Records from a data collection
((

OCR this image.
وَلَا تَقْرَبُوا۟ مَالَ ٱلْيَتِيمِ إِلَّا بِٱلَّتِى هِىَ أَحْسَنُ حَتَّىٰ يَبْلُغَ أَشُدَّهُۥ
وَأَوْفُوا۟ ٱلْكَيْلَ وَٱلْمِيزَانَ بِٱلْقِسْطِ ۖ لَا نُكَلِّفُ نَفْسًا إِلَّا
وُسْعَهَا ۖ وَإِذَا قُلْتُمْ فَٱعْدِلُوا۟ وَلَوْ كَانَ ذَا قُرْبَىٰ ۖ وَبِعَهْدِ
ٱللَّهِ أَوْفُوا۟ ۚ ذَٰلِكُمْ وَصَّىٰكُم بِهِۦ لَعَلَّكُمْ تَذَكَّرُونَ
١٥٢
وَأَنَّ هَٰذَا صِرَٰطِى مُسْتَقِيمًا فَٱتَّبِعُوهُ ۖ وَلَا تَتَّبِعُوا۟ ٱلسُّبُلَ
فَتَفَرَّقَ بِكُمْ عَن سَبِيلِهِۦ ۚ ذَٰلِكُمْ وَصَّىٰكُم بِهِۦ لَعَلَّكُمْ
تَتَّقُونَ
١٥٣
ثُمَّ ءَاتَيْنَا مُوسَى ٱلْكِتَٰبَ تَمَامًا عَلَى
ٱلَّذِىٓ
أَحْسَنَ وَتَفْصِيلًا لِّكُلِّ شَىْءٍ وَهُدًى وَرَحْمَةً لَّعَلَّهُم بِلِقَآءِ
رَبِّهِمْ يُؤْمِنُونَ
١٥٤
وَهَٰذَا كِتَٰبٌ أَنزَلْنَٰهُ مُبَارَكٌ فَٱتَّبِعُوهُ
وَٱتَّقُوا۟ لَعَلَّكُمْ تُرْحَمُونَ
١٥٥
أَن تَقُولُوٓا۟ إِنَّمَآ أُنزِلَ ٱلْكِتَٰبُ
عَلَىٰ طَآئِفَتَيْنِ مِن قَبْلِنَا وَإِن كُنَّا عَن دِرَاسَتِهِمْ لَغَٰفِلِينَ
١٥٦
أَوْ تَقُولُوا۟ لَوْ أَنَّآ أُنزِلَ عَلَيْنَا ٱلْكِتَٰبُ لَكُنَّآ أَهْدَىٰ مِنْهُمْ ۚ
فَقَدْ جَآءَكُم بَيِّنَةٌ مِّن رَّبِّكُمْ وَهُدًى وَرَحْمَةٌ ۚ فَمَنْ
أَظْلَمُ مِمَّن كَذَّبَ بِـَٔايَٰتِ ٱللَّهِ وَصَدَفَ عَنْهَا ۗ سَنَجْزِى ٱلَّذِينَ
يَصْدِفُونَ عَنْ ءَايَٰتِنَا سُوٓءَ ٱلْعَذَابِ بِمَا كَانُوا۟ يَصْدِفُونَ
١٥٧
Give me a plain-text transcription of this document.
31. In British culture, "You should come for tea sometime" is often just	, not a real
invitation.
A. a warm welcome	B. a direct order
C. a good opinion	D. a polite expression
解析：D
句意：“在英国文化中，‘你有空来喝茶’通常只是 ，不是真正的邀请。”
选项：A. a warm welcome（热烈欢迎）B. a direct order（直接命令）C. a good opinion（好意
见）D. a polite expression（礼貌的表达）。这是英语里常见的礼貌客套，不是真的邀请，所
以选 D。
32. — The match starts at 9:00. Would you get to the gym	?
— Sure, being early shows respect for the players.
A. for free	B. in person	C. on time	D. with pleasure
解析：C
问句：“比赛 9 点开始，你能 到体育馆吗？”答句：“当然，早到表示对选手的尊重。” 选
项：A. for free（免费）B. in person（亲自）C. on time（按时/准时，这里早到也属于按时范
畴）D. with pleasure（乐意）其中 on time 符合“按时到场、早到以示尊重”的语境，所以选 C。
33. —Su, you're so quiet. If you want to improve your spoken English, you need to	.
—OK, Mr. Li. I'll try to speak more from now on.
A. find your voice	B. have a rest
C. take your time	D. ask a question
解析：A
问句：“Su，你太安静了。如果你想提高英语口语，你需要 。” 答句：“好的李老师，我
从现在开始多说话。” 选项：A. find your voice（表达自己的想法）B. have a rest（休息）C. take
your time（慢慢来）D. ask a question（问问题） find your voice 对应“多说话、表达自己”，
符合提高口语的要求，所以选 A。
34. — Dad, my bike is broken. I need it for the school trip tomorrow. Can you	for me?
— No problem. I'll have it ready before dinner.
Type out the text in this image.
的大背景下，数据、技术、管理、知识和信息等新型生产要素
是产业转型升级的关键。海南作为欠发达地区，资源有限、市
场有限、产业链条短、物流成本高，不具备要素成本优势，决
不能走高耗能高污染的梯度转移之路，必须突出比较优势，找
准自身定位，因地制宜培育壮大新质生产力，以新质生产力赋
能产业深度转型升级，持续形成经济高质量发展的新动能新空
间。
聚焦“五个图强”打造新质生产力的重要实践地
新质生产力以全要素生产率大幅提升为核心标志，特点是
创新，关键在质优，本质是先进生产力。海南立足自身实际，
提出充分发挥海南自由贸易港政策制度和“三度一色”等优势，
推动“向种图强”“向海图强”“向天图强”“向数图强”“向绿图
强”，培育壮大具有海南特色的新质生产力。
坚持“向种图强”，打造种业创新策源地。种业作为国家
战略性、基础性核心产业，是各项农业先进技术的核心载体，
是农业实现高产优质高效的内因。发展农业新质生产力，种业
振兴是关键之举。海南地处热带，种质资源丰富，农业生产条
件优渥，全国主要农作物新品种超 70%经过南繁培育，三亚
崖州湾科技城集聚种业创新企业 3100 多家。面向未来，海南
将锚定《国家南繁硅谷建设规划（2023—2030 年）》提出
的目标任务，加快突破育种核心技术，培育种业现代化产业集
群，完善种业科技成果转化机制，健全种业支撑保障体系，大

))

• [Your task] Repeat exactly the lines above from the line that contains "Type out the text in this image." through the end. Include both of these ends; leave out everything else.

• [Finished answer]
Type out the text in this image.
的大背景下，数据、技术、管理、知识和信息等新型生产要素
是产业转型升级的关键。海南作为欠发达地区，资源有限、市
场有限、产业链条短、物流成本高，不具备要素成本优势，决
不能走高耗能高污染的梯度转移之路，必须突出比较优势，找
准自身定位，因地制宜培育壮大新质生产力，以新质生产力赋
能产业深度转型升级，持续形成经济高质量发展的新动能新空
间。
聚焦“五个图强”打造新质生产力的重要实践地
新质生产力以全要素生产率大幅提升为核心标志，特点是
创新，关键在质优，本质是先进生产力。海南立足自身实际，
提出充分发挥海南自由贸易港政策制度和“三度一色”等优势，
推动“向种图强”“向海图强”“向天图强”“向数图强”“向绿图
强”，培育壮大具有海南特色的新质生产力。
坚持“向种图强”，打造种业创新策源地。种业作为国家
战略性、基础性核心产业，是各项农业先进技术的核心载体，
是农业实现高产优质高效的内因。发展农业新质生产力，种业
振兴是关键之举。海南地处热带，种质资源丰富，农业生产条
件优渥，全国主要农作物新品种超 70%经过南繁培育，三亚
崖州湾科技城集聚种业创新企业 3100 多家。面向未来，海南
将锚定《国家南繁硅谷建设规划（2023—2030 年）》提出
的目标任务，加快突破育种核心技术，培育种业现代化产业集
群，完善种业科技成果转化机制，健全种业支撑保障体系，大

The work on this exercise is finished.